(EXERCISE INSTRUCTIONS) Copy each of the rows below word for word, without changing a single character.
>>>
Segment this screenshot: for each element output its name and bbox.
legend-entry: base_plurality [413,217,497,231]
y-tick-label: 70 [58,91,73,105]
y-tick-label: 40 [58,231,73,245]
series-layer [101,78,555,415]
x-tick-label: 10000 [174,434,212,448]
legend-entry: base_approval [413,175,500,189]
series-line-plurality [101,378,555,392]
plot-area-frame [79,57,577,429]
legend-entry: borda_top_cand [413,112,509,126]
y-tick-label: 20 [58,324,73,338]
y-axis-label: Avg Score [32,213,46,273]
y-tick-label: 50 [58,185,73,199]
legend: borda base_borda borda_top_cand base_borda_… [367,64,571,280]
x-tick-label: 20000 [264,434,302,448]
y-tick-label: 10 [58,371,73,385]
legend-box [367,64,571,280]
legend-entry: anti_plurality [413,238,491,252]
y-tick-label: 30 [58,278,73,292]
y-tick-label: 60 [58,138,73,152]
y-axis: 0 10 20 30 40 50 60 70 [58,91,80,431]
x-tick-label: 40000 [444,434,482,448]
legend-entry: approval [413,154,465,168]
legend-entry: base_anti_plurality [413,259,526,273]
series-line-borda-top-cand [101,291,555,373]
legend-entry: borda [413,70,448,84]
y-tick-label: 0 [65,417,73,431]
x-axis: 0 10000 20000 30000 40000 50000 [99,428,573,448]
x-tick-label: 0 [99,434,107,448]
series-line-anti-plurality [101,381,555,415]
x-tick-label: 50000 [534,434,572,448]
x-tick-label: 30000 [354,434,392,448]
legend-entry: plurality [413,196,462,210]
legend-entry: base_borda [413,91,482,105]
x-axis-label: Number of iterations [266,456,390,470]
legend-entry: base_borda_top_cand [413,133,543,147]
<<<
(COMPLETED TASK)
Segment this screenshot: for each element output its name and bbox.
legend-entry: base_plurality [413,217,497,231]
y-tick-label: 70 [58,91,73,105]
y-tick-label: 40 [58,231,73,245]
series-layer [101,78,555,415]
x-tick-label: 10000 [174,434,212,448]
legend-entry: base_approval [413,175,500,189]
series-line-plurality [101,378,555,392]
plot-area-frame [79,57,577,429]
legend-entry: borda_top_cand [413,112,509,126]
y-tick-label: 20 [58,324,73,338]
y-axis-label: Avg Score [32,213,46,273]
y-tick-label: 50 [58,185,73,199]
legend: borda base_borda borda_top_cand base_borda_… [367,64,571,280]
x-tick-label: 20000 [264,434,302,448]
y-tick-label: 10 [58,371,73,385]
legend-box [367,64,571,280]
legend-entry: anti_plurality [413,238,491,252]
y-tick-label: 30 [58,278,73,292]
y-tick-label: 60 [58,138,73,152]
y-axis: 0 10 20 30 40 50 60 70 [58,91,80,431]
x-tick-label: 40000 [444,434,482,448]
legend-entry: approval [413,154,465,168]
legend-entry: base_anti_plurality [413,259,526,273]
series-line-borda-top-cand [101,291,555,373]
legend-entry: borda [413,70,448,84]
y-tick-label: 0 [65,417,73,431]
x-axis: 0 10000 20000 30000 40000 50000 [99,428,573,448]
x-tick-label: 0 [99,434,107,448]
series-line-anti-plurality [101,381,555,415]
x-tick-label: 50000 [534,434,572,448]
x-tick-label: 30000 [354,434,392,448]
legend-entry: plurality [413,196,462,210]
legend-entry: base_borda [413,91,482,105]
x-axis-label: Number of iterations [266,456,390,470]
legend-entry: base_borda_top_cand [413,133,543,147]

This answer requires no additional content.